#### [Task to carry out]
Copy the data exactly; pictures stay out of the copy.

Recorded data
'''
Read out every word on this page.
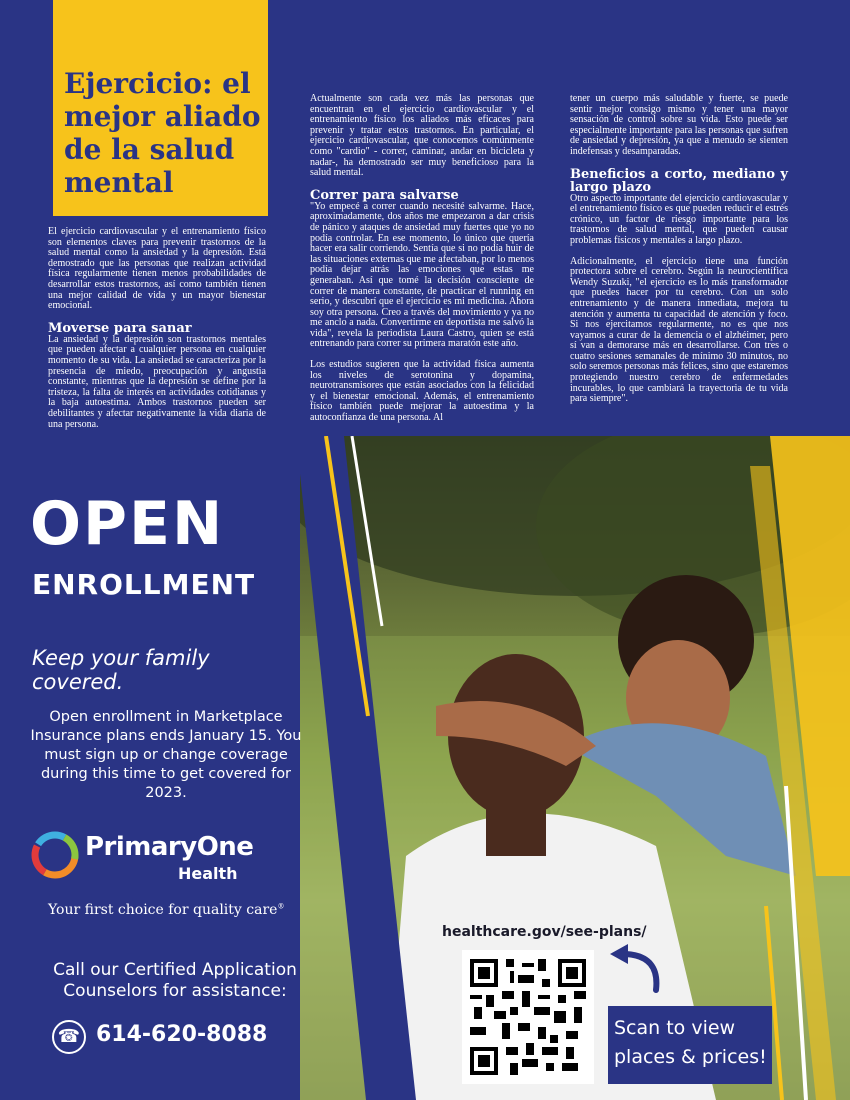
Ejercicio: el mejor aliado de la salud mental

El ejercicio cardiovascular y el entrenamiento físico son elementos claves para prevenir trastornos de la salud mental como la ansiedad y la depresión. Está demostrado que las personas que realizan actividad física regularmente tienen menos probabilidades de desarrollar estos trastornos, así como también tienen una mejor calidad de vida y un mayor bienestar emocional.

Moverse para sanar

La ansiedad y la depresión son trastornos mentales que pueden afectar a cualquier persona en cualquier momento de su vida. La ansiedad se caracteriza por la presencia de miedo, preocupación y angustia constante, mientras que la depresión se define por la tristeza, la falta de interés en actividades cotidianas y la baja autoestima. Ambos trastornos pueden ser debilitantes y afectar negativamente la vida diaria de una persona.

Actualmente son cada vez más las personas que encuentran en el ejercicio cardiovascular y el entrenamiento físico los aliados más eficaces para prevenir y tratar estos trastornos. En particular, el ejercicio cardiovascular, que conocemos comúnmente como "cardio" - correr, caminar, andar en bicicleta y nadar-, ha demostrado ser muy beneficioso para la salud mental.

Correr para salvarse

"Yo empecé a correr cuando necesité salvarme. Hace, aproximadamente, dos años me empezaron a dar crisis de pánico y ataques de ansiedad muy fuertes que yo no podía controlar. En ese momento, lo único que quería hacer era salir corriendo. Sentía que si no podía huir de las situaciones externas que me afectaban, por lo menos podía dejar atrás las emociones que estas me generaban. Así que tomé la decisión consciente de correr de manera constante, de practicar el running en serio, y descubrí que el ejercicio es mi medicina. Ahora soy otra persona. Creo a través del movimiento y ya no me anclo a nada. Convertirme en deportista me salvó la vida", revela la periodista Laura Castro, quien se está entrenando para correr su primera maratón este año.

Los estudios sugieren que la actividad física aumenta los niveles de serotonina y dopamina, neurotransmisores que están asociados con la felicidad y el bienestar emocional. Además, el entrenamiento físico también puede mejorar la autoestima y la autoconfianza de una persona. Al

tener un cuerpo más saludable y fuerte, se puede sentir mejor consigo mismo y tener una mayor sensación de control sobre su vida. Esto puede ser especialmente importante para las personas que sufren de ansiedad y depresión, ya que a menudo se sienten indefensas y desamparadas.

Beneficios a corto, mediano y largo plazo

Otro aspecto importante del ejercicio cardiovascular y el entrenamiento físico es que pueden reducir el estrés crónico, un factor de riesgo importante para los trastornos de salud mental, que pueden causar problemas físicos y mentales a largo plazo.

Adicionalmente, el ejercicio tiene una función protectora sobre el cerebro. Según la neurocientífica Wendy Suzuki, "el ejercicio es lo más transformador que puedes hacer por tu cerebro. Con un solo entrenamiento y de manera inmediata, mejora tu atención y aumenta tu capacidad de atención y foco. Si nos ejercitamos regularmente, no es que nos vayamos a curar de la demencia o el alzhéimer, pero sí van a demorarse más en desarrollarse. Con tres o cuatro sesiones semanales de mínimo 30 minutos, no solo seremos personas más felices, sino que estaremos protegiendo nuestro cerebro de enfermedades incurables, lo que cambiará la trayectoria de tu vida para siempre".

OPEN
ENROLLMENT
Keep your family covered.
Open enrollment in Marketplace Insurance plans ends January 15. You must sign up or change coverage during this time to get covered for 2023.
PrimaryOne
Health
Your first choice for quality care®
Call our Certified Application Counselors for assistance:
☎ 614-620-8088
healthcare.gov/see-plans/
Scan to view
places & prices!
'''
#### [Reply]
Read out every word on this page.
Ejercicio: el mejor aliado de la salud mental

El ejercicio cardiovascular y el entrenamiento físico son elementos claves para prevenir trastornos de la salud mental como la ansiedad y la depresión. Está demostrado que las personas que realizan actividad física regularmente tienen menos probabilidades de desarrollar estos trastornos, así como también tienen una mejor calidad de vida y un mayor bienestar emocional.

Moverse para sanar

La ansiedad y la depresión son trastornos mentales que pueden afectar a cualquier persona en cualquier momento de su vida. La ansiedad se caracteriza por la presencia de miedo, preocupación y angustia constante, mientras que la depresión se define por la tristeza, la falta de interés en actividades cotidianas y la baja autoestima. Ambos trastornos pueden ser debilitantes y afectar negativamente la vida diaria de una persona.

Actualmente son cada vez más las personas que encuentran en el ejercicio cardiovascular y el entrenamiento físico los aliados más eficaces para prevenir y tratar estos trastornos. En particular, el ejercicio cardiovascular, que conocemos comúnmente como "cardio" - correr, caminar, andar en bicicleta y nadar-, ha demostrado ser muy beneficioso para la salud mental.

Correr para salvarse

"Yo empecé a correr cuando necesité salvarme. Hace, aproximadamente, dos años me empezaron a dar crisis de pánico y ataques de ansiedad muy fuertes que yo no podía controlar. En ese momento, lo único que quería hacer era salir corriendo. Sentía que si no podía huir de las situaciones externas que me afectaban, por lo menos podía dejar atrás las emociones que estas me generaban. Así que tomé la decisión consciente de correr de manera constante, de practicar el running en serio, y descubrí que el ejercicio es mi medicina. Ahora soy otra persona. Creo a través del movimiento y ya no me anclo a nada. Convertirme en deportista me salvó la vida", revela la periodista Laura Castro, quien se está entrenando para correr su primera maratón este año.

Los estudios sugieren que la actividad física aumenta los niveles de serotonina y dopamina, neurotransmisores que están asociados con la felicidad y el bienestar emocional. Además, el entrenamiento físico también puede mejorar la autoestima y la autoconfianza de una persona. Al

tener un cuerpo más saludable y fuerte, se puede sentir mejor consigo mismo y tener una mayor sensación de control sobre su vida. Esto puede ser especialmente importante para las personas que sufren de ansiedad y depresión, ya que a menudo se sienten indefensas y desamparadas.

Beneficios a corto, mediano y largo plazo

Otro aspecto importante del ejercicio cardiovascular y el entrenamiento físico es que pueden reducir el estrés crónico, un factor de riesgo importante para los trastornos de salud mental, que pueden causar problemas físicos y mentales a largo plazo.

Adicionalmente, el ejercicio tiene una función protectora sobre el cerebro. Según la neurocientífica Wendy Suzuki, "el ejercicio es lo más transformador que puedes hacer por tu cerebro. Con un solo entrenamiento y de manera inmediata, mejora tu atención y aumenta tu capacidad de atención y foco. Si nos ejercitamos regularmente, no es que nos vayamos a curar de la demencia o el alzhéimer, pero sí van a demorarse más en desarrollarse. Con tres o cuatro sesiones semanales de mínimo 30 minutos, no solo seremos personas más felices, sino que estaremos protegiendo nuestro cerebro de enfermedades incurables, lo que cambiará la trayectoria de tu vida para siempre".

OPEN
ENROLLMENT
Keep your family covered.
Open enrollment in Marketplace Insurance plans ends January 15. You must sign up or change coverage during this time to get covered for 2023.
PrimaryOne
Health
Your first choice for quality care®
Call our Certified Application Counselors for assistance:
☎ 614-620-8088
healthcare.gov/see-plans/
Scan to view
places & prices!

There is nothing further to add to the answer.